• _Problem_: Reply only with how many lines contain the word "specifies".

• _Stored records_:

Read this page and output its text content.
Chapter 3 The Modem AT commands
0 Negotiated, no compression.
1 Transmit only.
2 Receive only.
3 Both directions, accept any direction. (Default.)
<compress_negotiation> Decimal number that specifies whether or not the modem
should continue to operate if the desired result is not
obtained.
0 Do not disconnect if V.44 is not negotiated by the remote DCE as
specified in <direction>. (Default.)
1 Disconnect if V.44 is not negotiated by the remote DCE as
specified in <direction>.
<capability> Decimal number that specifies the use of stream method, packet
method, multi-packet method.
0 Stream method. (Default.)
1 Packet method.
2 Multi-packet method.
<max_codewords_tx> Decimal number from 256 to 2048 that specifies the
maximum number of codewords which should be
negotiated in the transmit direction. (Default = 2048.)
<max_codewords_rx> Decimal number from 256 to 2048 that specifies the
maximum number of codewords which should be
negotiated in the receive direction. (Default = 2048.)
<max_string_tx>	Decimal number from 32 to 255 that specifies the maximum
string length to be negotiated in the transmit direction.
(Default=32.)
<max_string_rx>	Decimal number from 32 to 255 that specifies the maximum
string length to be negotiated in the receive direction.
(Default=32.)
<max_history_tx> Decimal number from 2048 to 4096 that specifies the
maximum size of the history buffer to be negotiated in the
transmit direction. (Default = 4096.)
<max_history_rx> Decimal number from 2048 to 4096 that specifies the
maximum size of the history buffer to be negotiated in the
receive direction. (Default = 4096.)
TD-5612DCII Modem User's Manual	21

• _The answer_: 8